* AIM OF THE EXERCISE *
Review the listing and copy each line that holds the word "вниз".

START DATA EXCERPTS

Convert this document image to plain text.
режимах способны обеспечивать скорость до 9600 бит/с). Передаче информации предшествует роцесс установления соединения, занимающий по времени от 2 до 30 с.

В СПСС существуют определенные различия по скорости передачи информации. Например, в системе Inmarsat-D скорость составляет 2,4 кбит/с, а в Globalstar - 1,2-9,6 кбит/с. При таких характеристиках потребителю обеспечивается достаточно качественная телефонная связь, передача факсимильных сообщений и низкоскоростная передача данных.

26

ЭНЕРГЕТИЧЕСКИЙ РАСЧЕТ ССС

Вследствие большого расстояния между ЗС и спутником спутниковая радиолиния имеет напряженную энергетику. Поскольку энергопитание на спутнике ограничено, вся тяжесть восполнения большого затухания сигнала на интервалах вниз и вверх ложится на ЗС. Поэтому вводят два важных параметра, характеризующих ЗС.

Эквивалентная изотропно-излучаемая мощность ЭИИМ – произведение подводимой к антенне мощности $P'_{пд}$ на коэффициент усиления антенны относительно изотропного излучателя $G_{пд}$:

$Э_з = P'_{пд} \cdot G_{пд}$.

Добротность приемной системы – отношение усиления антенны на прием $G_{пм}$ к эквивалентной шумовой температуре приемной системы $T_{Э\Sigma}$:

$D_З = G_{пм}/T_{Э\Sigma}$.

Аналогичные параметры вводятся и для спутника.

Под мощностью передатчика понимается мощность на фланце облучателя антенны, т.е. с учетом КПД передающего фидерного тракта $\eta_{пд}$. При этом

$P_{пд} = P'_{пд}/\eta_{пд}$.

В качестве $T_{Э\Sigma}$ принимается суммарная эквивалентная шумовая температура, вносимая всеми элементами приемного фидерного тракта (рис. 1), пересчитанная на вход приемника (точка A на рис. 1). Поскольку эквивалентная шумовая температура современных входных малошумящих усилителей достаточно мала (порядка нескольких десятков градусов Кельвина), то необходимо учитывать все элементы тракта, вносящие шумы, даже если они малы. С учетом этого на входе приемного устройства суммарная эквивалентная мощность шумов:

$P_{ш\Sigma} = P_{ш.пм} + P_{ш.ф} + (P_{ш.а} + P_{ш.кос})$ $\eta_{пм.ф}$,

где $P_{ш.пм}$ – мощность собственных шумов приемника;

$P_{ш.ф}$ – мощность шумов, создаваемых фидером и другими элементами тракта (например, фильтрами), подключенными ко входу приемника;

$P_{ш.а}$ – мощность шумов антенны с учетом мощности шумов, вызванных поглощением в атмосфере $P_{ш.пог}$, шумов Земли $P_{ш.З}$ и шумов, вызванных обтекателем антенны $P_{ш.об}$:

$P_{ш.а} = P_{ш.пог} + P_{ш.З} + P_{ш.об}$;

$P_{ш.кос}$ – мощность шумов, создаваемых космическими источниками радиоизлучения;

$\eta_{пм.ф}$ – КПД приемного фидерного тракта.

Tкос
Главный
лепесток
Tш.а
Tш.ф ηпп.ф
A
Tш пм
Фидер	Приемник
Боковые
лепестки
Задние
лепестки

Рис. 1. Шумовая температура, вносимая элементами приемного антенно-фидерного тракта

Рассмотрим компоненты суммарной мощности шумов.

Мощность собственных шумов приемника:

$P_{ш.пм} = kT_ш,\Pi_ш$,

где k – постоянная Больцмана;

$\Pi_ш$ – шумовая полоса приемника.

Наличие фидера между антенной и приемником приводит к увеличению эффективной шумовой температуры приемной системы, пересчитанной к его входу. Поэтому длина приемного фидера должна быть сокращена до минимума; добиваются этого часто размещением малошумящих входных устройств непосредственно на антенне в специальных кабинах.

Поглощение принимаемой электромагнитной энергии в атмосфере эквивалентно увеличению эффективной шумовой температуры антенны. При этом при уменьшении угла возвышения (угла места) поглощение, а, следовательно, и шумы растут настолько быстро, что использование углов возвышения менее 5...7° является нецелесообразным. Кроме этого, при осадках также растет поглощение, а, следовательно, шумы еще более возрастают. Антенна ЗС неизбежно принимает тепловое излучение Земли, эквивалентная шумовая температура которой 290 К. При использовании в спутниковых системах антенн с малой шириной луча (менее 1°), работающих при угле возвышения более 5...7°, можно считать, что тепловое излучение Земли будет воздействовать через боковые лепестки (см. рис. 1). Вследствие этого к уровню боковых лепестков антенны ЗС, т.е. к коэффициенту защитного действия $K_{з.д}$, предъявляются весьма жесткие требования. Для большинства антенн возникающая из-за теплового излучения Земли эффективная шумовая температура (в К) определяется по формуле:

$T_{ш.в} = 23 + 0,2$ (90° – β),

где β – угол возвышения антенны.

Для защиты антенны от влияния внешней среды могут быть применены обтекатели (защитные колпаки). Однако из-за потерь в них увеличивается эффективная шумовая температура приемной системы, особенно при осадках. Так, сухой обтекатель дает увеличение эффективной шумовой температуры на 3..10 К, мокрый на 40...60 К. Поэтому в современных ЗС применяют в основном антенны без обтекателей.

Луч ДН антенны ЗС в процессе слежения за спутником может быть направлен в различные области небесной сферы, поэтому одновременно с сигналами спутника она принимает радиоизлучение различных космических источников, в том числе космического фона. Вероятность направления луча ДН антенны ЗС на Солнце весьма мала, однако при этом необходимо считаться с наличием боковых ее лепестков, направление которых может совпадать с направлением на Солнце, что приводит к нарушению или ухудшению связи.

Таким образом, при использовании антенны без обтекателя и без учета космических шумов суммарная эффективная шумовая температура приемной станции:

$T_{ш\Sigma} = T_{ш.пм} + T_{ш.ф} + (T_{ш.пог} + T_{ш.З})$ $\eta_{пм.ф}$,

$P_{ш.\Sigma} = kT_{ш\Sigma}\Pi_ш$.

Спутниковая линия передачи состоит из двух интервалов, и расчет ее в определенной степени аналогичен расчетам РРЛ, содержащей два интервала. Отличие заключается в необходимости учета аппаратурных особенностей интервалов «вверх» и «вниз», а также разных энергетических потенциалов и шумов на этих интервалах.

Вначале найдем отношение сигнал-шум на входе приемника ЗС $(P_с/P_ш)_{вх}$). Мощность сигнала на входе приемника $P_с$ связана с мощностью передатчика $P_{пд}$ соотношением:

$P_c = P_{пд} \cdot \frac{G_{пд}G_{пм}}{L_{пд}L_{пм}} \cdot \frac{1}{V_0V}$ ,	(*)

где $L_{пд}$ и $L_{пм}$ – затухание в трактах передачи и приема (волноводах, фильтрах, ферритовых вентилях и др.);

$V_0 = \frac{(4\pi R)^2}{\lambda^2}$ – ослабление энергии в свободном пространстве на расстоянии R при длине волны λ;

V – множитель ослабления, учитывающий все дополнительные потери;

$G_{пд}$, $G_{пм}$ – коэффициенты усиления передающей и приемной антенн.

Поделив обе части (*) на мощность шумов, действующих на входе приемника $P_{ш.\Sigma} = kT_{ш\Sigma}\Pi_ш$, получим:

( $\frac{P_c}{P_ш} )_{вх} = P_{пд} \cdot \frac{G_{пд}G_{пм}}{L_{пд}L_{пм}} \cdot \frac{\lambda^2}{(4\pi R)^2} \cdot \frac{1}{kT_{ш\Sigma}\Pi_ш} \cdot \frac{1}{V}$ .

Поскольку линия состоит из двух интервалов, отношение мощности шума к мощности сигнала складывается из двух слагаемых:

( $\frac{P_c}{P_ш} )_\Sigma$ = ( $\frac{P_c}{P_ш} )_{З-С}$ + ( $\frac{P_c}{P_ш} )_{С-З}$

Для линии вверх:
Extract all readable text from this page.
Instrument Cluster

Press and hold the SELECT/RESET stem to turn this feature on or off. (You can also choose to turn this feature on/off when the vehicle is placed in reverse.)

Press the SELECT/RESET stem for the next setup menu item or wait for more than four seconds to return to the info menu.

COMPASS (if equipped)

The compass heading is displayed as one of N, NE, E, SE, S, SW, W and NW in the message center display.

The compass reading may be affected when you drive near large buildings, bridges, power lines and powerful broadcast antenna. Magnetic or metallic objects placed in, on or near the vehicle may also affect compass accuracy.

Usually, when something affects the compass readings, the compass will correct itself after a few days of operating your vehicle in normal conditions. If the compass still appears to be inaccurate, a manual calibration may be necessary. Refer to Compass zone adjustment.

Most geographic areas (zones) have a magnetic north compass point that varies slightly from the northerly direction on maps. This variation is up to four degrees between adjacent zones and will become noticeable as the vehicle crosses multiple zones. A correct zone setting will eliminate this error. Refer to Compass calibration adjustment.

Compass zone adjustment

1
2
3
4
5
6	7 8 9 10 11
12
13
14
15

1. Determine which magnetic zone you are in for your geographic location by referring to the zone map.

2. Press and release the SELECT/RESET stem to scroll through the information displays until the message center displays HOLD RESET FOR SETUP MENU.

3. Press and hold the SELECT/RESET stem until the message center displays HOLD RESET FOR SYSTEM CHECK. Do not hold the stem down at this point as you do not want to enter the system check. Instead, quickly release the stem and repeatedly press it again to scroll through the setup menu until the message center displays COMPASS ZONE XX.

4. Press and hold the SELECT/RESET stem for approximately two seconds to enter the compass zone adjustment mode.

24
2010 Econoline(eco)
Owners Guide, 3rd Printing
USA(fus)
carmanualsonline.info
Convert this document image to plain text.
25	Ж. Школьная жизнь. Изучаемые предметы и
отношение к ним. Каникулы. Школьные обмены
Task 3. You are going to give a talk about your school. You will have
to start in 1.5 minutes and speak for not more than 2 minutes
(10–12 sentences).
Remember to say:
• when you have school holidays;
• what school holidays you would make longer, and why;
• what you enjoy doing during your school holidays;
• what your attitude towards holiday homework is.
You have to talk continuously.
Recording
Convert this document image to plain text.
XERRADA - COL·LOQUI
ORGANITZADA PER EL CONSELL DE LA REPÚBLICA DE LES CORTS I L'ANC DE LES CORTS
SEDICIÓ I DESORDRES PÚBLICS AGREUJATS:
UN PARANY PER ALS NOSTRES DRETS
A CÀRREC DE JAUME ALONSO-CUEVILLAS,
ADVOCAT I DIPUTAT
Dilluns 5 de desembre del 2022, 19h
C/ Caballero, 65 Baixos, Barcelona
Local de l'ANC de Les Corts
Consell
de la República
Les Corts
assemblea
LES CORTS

END DATA EXCERPTS

* WRITTEN REPLY *
Вследствие большого расстояния между ЗС и спутником спутниковая радиолиния имеет напряженную энергетику. Поскольку энергопитание на спутнике ограничено, вся тяжесть восполнения большого затухания сигнала на интервалах вниз и вверх ложится на ЗС. Поэтому вводят два важных параметра, характеризующих ЗС.
Спутниковая линия передачи состоит из двух интервалов, и расчет ее в определенной степени аналогичен расчетам РРЛ, содержащей два интервала. Отличие заключается в необходимости учета аппаратурных особенностей интервалов «вверх» и «вниз», а также разных энергетических потенциалов и шумов на этих интервалах.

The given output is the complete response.